Problem to work on: Extract each line bearing the word "this".

[Data entries]

▼▼▼

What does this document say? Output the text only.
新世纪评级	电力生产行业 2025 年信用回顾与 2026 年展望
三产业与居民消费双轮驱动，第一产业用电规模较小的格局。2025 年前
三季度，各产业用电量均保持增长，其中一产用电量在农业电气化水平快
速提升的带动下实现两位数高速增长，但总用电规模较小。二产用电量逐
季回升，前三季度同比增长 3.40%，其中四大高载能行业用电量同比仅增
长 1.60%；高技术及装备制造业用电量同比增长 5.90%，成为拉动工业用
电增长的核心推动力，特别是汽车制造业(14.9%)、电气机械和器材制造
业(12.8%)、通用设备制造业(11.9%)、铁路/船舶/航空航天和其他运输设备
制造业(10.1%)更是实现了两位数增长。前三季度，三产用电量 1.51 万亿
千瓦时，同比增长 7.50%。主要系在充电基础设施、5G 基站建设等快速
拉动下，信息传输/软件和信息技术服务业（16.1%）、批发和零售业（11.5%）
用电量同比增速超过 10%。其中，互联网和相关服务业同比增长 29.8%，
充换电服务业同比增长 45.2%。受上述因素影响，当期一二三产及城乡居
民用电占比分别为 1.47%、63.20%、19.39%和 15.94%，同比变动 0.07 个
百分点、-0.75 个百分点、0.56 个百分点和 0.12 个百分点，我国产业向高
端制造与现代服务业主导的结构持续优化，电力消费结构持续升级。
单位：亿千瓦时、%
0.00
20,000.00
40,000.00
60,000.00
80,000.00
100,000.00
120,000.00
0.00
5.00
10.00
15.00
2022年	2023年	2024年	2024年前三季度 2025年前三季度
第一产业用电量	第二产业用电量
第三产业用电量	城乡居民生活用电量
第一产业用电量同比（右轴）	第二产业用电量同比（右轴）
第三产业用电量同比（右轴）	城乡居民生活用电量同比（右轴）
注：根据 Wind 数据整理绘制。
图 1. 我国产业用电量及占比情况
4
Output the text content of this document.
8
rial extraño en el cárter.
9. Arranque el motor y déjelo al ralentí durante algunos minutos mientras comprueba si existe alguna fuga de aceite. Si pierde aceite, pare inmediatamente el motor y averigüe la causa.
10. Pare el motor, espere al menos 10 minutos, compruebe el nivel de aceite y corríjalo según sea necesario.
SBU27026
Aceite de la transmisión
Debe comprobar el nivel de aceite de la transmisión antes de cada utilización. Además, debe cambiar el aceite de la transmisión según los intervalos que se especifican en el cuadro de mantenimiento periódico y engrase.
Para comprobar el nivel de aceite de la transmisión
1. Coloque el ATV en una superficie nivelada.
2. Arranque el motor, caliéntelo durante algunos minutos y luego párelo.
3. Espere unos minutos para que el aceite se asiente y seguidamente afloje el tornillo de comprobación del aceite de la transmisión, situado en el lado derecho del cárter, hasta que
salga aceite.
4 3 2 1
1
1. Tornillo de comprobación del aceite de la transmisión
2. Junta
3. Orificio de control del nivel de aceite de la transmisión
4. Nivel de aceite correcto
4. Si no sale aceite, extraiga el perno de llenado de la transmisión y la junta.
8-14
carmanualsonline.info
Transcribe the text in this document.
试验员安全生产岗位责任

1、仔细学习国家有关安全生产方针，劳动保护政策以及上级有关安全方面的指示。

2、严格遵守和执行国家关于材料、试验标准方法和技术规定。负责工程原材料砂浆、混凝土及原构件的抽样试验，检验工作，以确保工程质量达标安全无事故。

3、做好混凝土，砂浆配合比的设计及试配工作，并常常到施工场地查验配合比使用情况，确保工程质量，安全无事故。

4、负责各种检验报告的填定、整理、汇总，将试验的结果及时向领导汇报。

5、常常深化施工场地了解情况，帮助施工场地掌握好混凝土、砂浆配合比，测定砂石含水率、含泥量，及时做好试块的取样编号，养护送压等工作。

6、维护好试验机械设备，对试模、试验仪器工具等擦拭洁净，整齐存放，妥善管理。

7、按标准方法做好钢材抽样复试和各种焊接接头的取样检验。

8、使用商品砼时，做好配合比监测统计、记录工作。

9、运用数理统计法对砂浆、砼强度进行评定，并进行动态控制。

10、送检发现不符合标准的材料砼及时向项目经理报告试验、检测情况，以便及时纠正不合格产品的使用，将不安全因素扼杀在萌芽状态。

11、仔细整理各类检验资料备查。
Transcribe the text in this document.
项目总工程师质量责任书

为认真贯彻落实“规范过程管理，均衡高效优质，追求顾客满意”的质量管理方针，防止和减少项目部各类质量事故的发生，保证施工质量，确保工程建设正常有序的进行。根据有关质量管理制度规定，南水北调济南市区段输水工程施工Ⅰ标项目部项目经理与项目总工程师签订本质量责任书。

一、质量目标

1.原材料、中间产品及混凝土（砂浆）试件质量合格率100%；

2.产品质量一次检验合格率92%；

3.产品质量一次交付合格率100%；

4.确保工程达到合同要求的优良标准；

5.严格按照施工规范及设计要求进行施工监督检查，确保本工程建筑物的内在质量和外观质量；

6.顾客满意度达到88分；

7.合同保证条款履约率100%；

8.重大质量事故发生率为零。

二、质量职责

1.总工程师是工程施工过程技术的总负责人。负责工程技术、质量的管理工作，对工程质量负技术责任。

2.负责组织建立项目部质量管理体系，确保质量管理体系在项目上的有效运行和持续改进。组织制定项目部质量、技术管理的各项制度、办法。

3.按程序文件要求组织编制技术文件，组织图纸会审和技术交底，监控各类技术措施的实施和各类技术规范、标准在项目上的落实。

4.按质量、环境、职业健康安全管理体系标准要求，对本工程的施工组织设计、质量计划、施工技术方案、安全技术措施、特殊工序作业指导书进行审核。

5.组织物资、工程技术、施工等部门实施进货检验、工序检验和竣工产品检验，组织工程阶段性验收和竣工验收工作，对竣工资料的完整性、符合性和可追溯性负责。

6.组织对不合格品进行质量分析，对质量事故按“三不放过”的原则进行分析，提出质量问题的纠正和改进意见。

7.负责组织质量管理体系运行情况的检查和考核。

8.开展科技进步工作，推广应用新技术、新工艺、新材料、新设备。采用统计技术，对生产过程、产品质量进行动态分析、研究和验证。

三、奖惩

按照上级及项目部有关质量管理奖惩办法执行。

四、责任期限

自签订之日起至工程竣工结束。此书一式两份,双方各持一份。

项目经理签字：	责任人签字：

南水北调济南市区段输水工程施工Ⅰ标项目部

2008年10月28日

▲▲▲

Expected output:
What does this document say? Output the text only.
Output the text content of this document.
Transcribe the text in this document.
Transcribe the text in this document.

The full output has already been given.